**Dataset records**
↓

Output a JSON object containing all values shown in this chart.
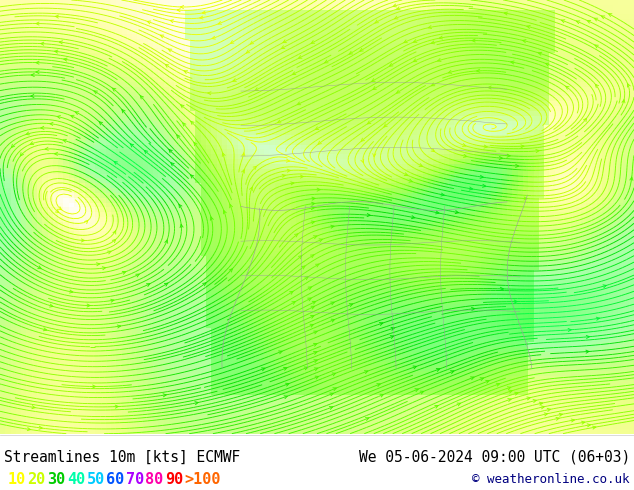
{
  "title_left": "Streamlines 10m [kts] ECMWF",
  "title_right": "We 05-06-2024 09:00 UTC (06+03)",
  "copyright": "© weatheronline.co.uk",
  "legend_values": [
    "10",
    "20",
    "30",
    "40",
    "50",
    "60",
    "70",
    "80",
    "90",
    ">100"
  ],
  "legend_colors": [
    "#ffff00",
    "#ccff00",
    "#00cc00",
    "#00ffaa",
    "#00ccff",
    "#0055ff",
    "#aa00ff",
    "#ff00aa",
    "#ff0000",
    "#ff6600"
  ],
  "bg_color": "#ffffff",
  "ocean_color": "#f5f5f5",
  "land_fill_color": "#e8ffe8",
  "land_border_color": "#888888",
  "title_color": "#000000",
  "title_fontsize": 10.5,
  "legend_fontsize": 11,
  "copyright_color": "#000080",
  "fig_width": 6.34,
  "fig_height": 4.9,
  "dpi": 100,
  "stream_colors_slow": "#ffdd00",
  "stream_colors_medium": "#88dd00",
  "stream_colors_fast": "#00cc00",
  "stream_colors_vfast": "#00ff88"
}
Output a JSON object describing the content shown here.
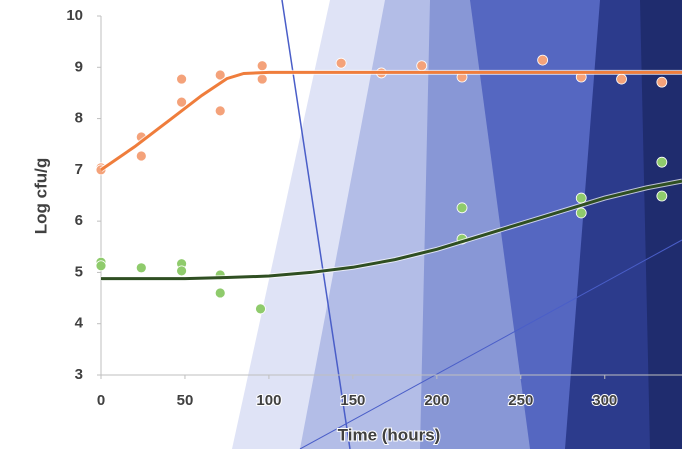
{
  "chart_data": {
    "type": "scatter",
    "xlabel": "Time (hours)",
    "ylabel": "Log cfu/g",
    "xlim": [
      0,
      346
    ],
    "xticks": [
      0,
      50,
      100,
      150,
      200,
      250,
      300
    ],
    "ylim": [
      3,
      10
    ],
    "yticks": [
      3,
      4,
      5,
      6,
      7,
      8,
      9,
      10
    ],
    "series": [
      {
        "mode": "markers",
        "color": "#f4a27a",
        "x": [
          0,
          0,
          24,
          24,
          48,
          48,
          71,
          71,
          96,
          96,
          143,
          167,
          191,
          215,
          263,
          286,
          310,
          334
        ],
        "values": [
          7.04,
          7.0,
          7.64,
          7.27,
          8.77,
          8.32,
          8.85,
          8.15,
          9.03,
          8.77,
          9.08,
          8.89,
          9.03,
          8.81,
          9.14,
          8.81,
          8.77,
          8.71
        ]
      },
      {
        "mode": "line",
        "color": "#ef7d3c",
        "x": [
          0,
          20,
          40,
          60,
          75,
          85,
          100,
          150,
          200,
          250,
          300,
          346
        ],
        "values": [
          7.0,
          7.45,
          7.95,
          8.45,
          8.78,
          8.88,
          8.9,
          8.9,
          8.9,
          8.9,
          8.9,
          8.9
        ]
      },
      {
        "mode": "markers",
        "color": "#8fcb6c",
        "x": [
          0,
          0,
          24,
          48,
          48,
          71,
          71,
          95,
          215,
          215,
          286,
          286,
          334,
          334
        ],
        "values": [
          5.2,
          5.13,
          5.09,
          5.17,
          5.03,
          4.95,
          4.6,
          4.29,
          6.26,
          5.65,
          6.45,
          6.16,
          7.15,
          6.49
        ]
      },
      {
        "mode": "line",
        "color": "#2f4f22",
        "x": [
          0,
          50,
          75,
          100,
          125,
          150,
          175,
          200,
          225,
          250,
          275,
          300,
          325,
          346
        ],
        "values": [
          4.88,
          4.88,
          4.9,
          4.93,
          5.0,
          5.1,
          5.25,
          5.45,
          5.7,
          5.95,
          6.2,
          6.45,
          6.65,
          6.78
        ]
      }
    ]
  }
}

↑

**Exercise goal**
Images must not appear in the copy; reproduce everything else in the records verbatim.

**The solution**
Output a JSON object containing all values shown in this chart.
{
  "title_left": "Streamlines 10m [kts] ECMWF",
  "title_right": "We 05-06-2024 09:00 UTC (06+03)",
  "copyright": "© weatheronline.co.uk",
  "legend_values": [
    "10",
    "20",
    "30",
    "40",
    "50",
    "60",
    "70",
    "80",
    "90",
    ">100"
  ],
  "legend_colors": [
    "#ffff00",
    "#ccff00",
    "#00cc00",
    "#00ffaa",
    "#00ccff",
    "#0055ff",
    "#aa00ff",
    "#ff00aa",
    "#ff0000",
    "#ff6600"
  ],
  "bg_color": "#ffffff",
  "ocean_color": "#f5f5f5",
  "land_fill_color": "#e8ffe8",
  "land_border_color": "#888888",
  "title_color": "#000000",
  "title_fontsize": 10.5,
  "legend_fontsize": 11,
  "copyright_color": "#000080",
  "fig_width": 6.34,
  "fig_height": 4.9,
  "dpi": 100,
  "stream_colors_slow": "#ffdd00",
  "stream_colors_medium": "#88dd00",
  "stream_colors_fast": "#00cc00",
  "stream_colors_vfast": "#00ff88"
}
Output a JSON object describing the content shown here.
{
  "chart_data": {
    "type": "scatter",
    "xlabel": "Time (hours)",
    "ylabel": "Log cfu/g",
    "xlim": [
      0,
      346
    ],
    "xticks": [
      0,
      50,
      100,
      150,
      200,
      250,
      300
    ],
    "ylim": [
      3,
      10
    ],
    "yticks": [
      3,
      4,
      5,
      6,
      7,
      8,
      9,
      10
    ],
    "series": [
      {
        "mode": "markers",
        "color": "#f4a27a",
        "x": [
          0,
          0,
          24,
          24,
          48,
          48,
          71,
          71,
          96,
          96,
          143,
          167,
          191,
          215,
          263,
          286,
          310,
          334
        ],
        "values": [
          7.04,
          7.0,
          7.64,
          7.27,
          8.77,
          8.32,
          8.85,
          8.15,
          9.03,
          8.77,
          9.08,
          8.89,
          9.03,
          8.81,
          9.14,
          8.81,
          8.77,
          8.71
        ]
      },
      {
        "mode": "line",
        "color": "#ef7d3c",
        "x": [
          0,
          20,
          40,
          60,
          75,
          85,
          100,
          150,
          200,
          250,
          300,
          346
        ],
        "values": [
          7.0,
          7.45,
          7.95,
          8.45,
          8.78,
          8.88,
          8.9,
          8.9,
          8.9,
          8.9,
          8.9,
          8.9
        ]
      },
      {
        "mode": "markers",
        "color": "#8fcb6c",
        "x": [
          0,
          0,
          24,
          48,
          48,
          71,
          71,
          95,
          215,
          215,
          286,
          286,
          334,
          334
        ],
        "values": [
          5.2,
          5.13,
          5.09,
          5.17,
          5.03,
          4.95,
          4.6,
          4.29,
          6.26,
          5.65,
          6.45,
          6.16,
          7.15,
          6.49
        ]
      },
      {
        "mode": "line",
        "color": "#2f4f22",
        "x": [
          0,
          50,
          75,
          100,
          125,
          150,
          175,
          200,
          225,
          250,
          275,
          300,
          325,
          346
        ],
        "values": [
          4.88,
          4.88,
          4.9,
          4.93,
          5.0,
          5.1,
          5.25,
          5.45,
          5.7,
          5.95,
          6.2,
          6.45,
          6.65,
          6.78
        ]
      }
    ]
  }
}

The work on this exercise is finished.